• _Task instructions_:
Skip the pictures. Copy all the rest of the records down exactly.

[start of Information supplied]

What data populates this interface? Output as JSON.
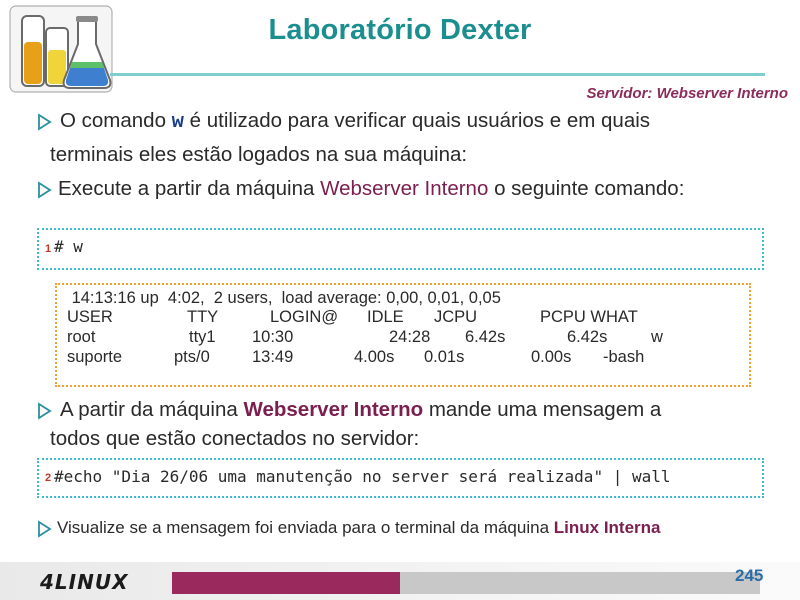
{
  "title": "Laboratório Dexter",
  "server_label": "Servidor: Webserver Interno",
  "bullets": {
    "b1": {
      "pre": "O comando ",
      "cmd": "w",
      "post1": " é utilizado para verificar quais usuários e em quais",
      "line2": "terminais eles estão logados na sua máquina:"
    },
    "b2": {
      "pre": "Execute a partir da máquina ",
      "highlight": "Webserver Interno",
      "post": " o seguinte comando:"
    },
    "b3": {
      "pre": "A partir da máquina  ",
      "highlight": "Webserver Interno",
      "post": " mande uma mensagem a",
      "line2": "todos que estão conectados no servidor:"
    },
    "b4": {
      "pre": "Visualize se a mensagem foi enviada para o terminal da máquina ",
      "highlight": "Linux Interna"
    }
  },
  "command1": {
    "number": "1",
    "code": "# w"
  },
  "output": {
    "header": " 14:13:16 up  4:02,  2 users,  load average: 0,00, 0,01, 0,05",
    "columns": [
      "USER",
      "TTY",
      "LOGIN@",
      "IDLE",
      "JCPU",
      "PCPU WHAT"
    ],
    "rows": [
      [
        "root",
        "tty1",
        "10:30",
        "24:28",
        "6.42s",
        "6.42s",
        "w"
      ],
      [
        "suporte",
        "pts/0",
        "13:49",
        "4.00s",
        "0.01s",
        "0.00s",
        "-bash"
      ]
    ]
  },
  "command2": {
    "number": "2",
    "code": "#echo \"Dia 26/06 uma manutenção no server será realizada\" | wall"
  },
  "footer": {
    "logo_text": "4LINUX",
    "page_number": "245"
  },
  "colors": {
    "title": "#1b8f8f",
    "accent": "#7a1f4f",
    "cmd_border": "#3bbcc8",
    "output_border": "#f0a030"
  },
  "icons": {
    "logo": "lab-flasks-icon",
    "bullet": "arrow-bullet-icon"
  }
}
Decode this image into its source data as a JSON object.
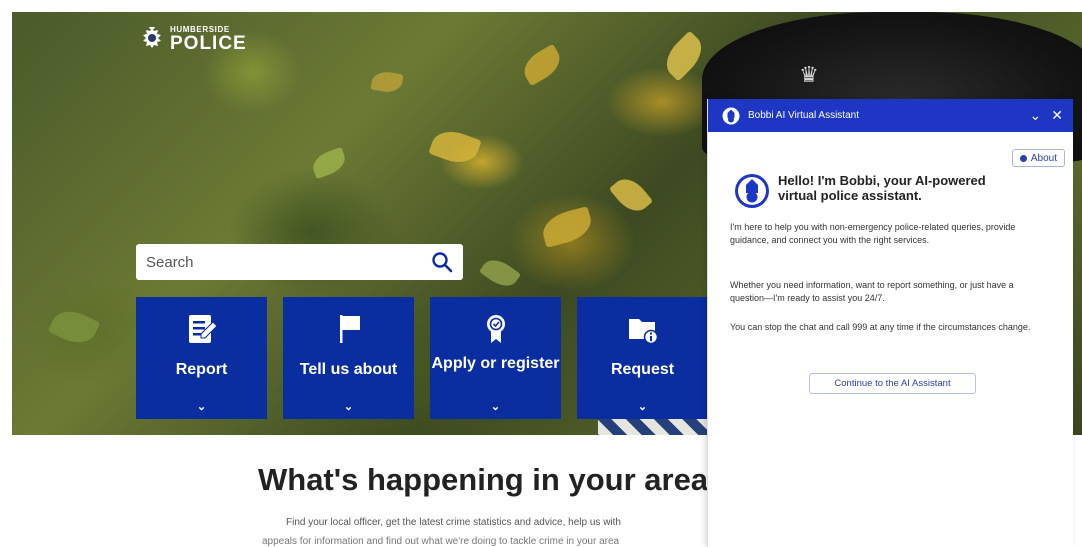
{
  "brand": {
    "small": "HUMBERSIDE",
    "big": "POLICE"
  },
  "search": {
    "placeholder": "Search"
  },
  "tiles": [
    {
      "label": "Report",
      "icon": "report-icon"
    },
    {
      "label": "Tell us about",
      "icon": "flag-icon"
    },
    {
      "label": "Apply or register",
      "icon": "award-icon"
    },
    {
      "label": "Request",
      "icon": "folder-info-icon"
    }
  ],
  "main": {
    "headline": "What's happening in your area",
    "intro_line1": "Find your local officer, get the latest crime statistics and advice, help us with",
    "intro_line2": "appeals for information and find out what we're doing to tackle crime in your area"
  },
  "chat": {
    "title": "Bobbi AI Virtual Assistant",
    "about_label": "About",
    "greeting": "Hello! I'm Bobbi, your AI-powered virtual police assistant.",
    "p1": "I'm here to help you with non-emergency police-related queries, provide guidance, and connect you with the right services.",
    "p2": "Whether you need information, want to report something, or just have a question—I'm ready to assist you 24/7.",
    "p3": "You can stop the chat and call 999 at any time if the circumstances change.",
    "continue_label": "Continue to the AI Assistant"
  },
  "colors": {
    "tile_blue": "#0a2da0",
    "chat_header": "#1e36c4",
    "link_blue": "#2a3fa8"
  }
}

[end of Information supplied]

• _Answer_:
What data populates this interface? Output as JSON.
{
  "title": "Laboratório Dexter",
  "server_label": "Servidor: Webserver Interno",
  "bullets": {
    "b1": {
      "pre": "O comando ",
      "cmd": "w",
      "post1": " é utilizado para verificar quais usuários e em quais",
      "line2": "terminais eles estão logados na sua máquina:"
    },
    "b2": {
      "pre": "Execute a partir da máquina ",
      "highlight": "Webserver Interno",
      "post": " o seguinte comando:"
    },
    "b3": {
      "pre": "A partir da máquina  ",
      "highlight": "Webserver Interno",
      "post": " mande uma mensagem a",
      "line2": "todos que estão conectados no servidor:"
    },
    "b4": {
      "pre": "Visualize se a mensagem foi enviada para o terminal da máquina ",
      "highlight": "Linux Interna"
    }
  },
  "command1": {
    "number": "1",
    "code": "# w"
  },
  "output": {
    "header": " 14:13:16 up  4:02,  2 users,  load average: 0,00, 0,01, 0,05",
    "columns": [
      "USER",
      "TTY",
      "LOGIN@",
      "IDLE",
      "JCPU",
      "PCPU WHAT"
    ],
    "rows": [
      [
        "root",
        "tty1",
        "10:30",
        "24:28",
        "6.42s",
        "6.42s",
        "w"
      ],
      [
        "suporte",
        "pts/0",
        "13:49",
        "4.00s",
        "0.01s",
        "0.00s",
        "-bash"
      ]
    ]
  },
  "command2": {
    "number": "2",
    "code": "#echo \"Dia 26/06 uma manutenção no server será realizada\" | wall"
  },
  "footer": {
    "logo_text": "4LINUX",
    "page_number": "245"
  },
  "colors": {
    "title": "#1b8f8f",
    "accent": "#7a1f4f",
    "cmd_border": "#3bbcc8",
    "output_border": "#f0a030"
  },
  "icons": {
    "logo": "lab-flasks-icon",
    "bullet": "arrow-bullet-icon"
  }
}
Decode this image into its source data as a JSON object.
{
  "brand": {
    "small": "HUMBERSIDE",
    "big": "POLICE"
  },
  "search": {
    "placeholder": "Search"
  },
  "tiles": [
    {
      "label": "Report",
      "icon": "report-icon"
    },
    {
      "label": "Tell us about",
      "icon": "flag-icon"
    },
    {
      "label": "Apply or register",
      "icon": "award-icon"
    },
    {
      "label": "Request",
      "icon": "folder-info-icon"
    }
  ],
  "main": {
    "headline": "What's happening in your area",
    "intro_line1": "Find your local officer, get the latest crime statistics and advice, help us with",
    "intro_line2": "appeals for information and find out what we're doing to tackle crime in your area"
  },
  "chat": {
    "title": "Bobbi AI Virtual Assistant",
    "about_label": "About",
    "greeting": "Hello! I'm Bobbi, your AI-powered virtual police assistant.",
    "p1": "I'm here to help you with non-emergency police-related queries, provide guidance, and connect you with the right services.",
    "p2": "Whether you need information, want to report something, or just have a question—I'm ready to assist you 24/7.",
    "p3": "You can stop the chat and call 999 at any time if the circumstances change.",
    "continue_label": "Continue to the AI Assistant"
  },
  "colors": {
    "tile_blue": "#0a2da0",
    "chat_header": "#1e36c4",
    "link_blue": "#2a3fa8"
  }
}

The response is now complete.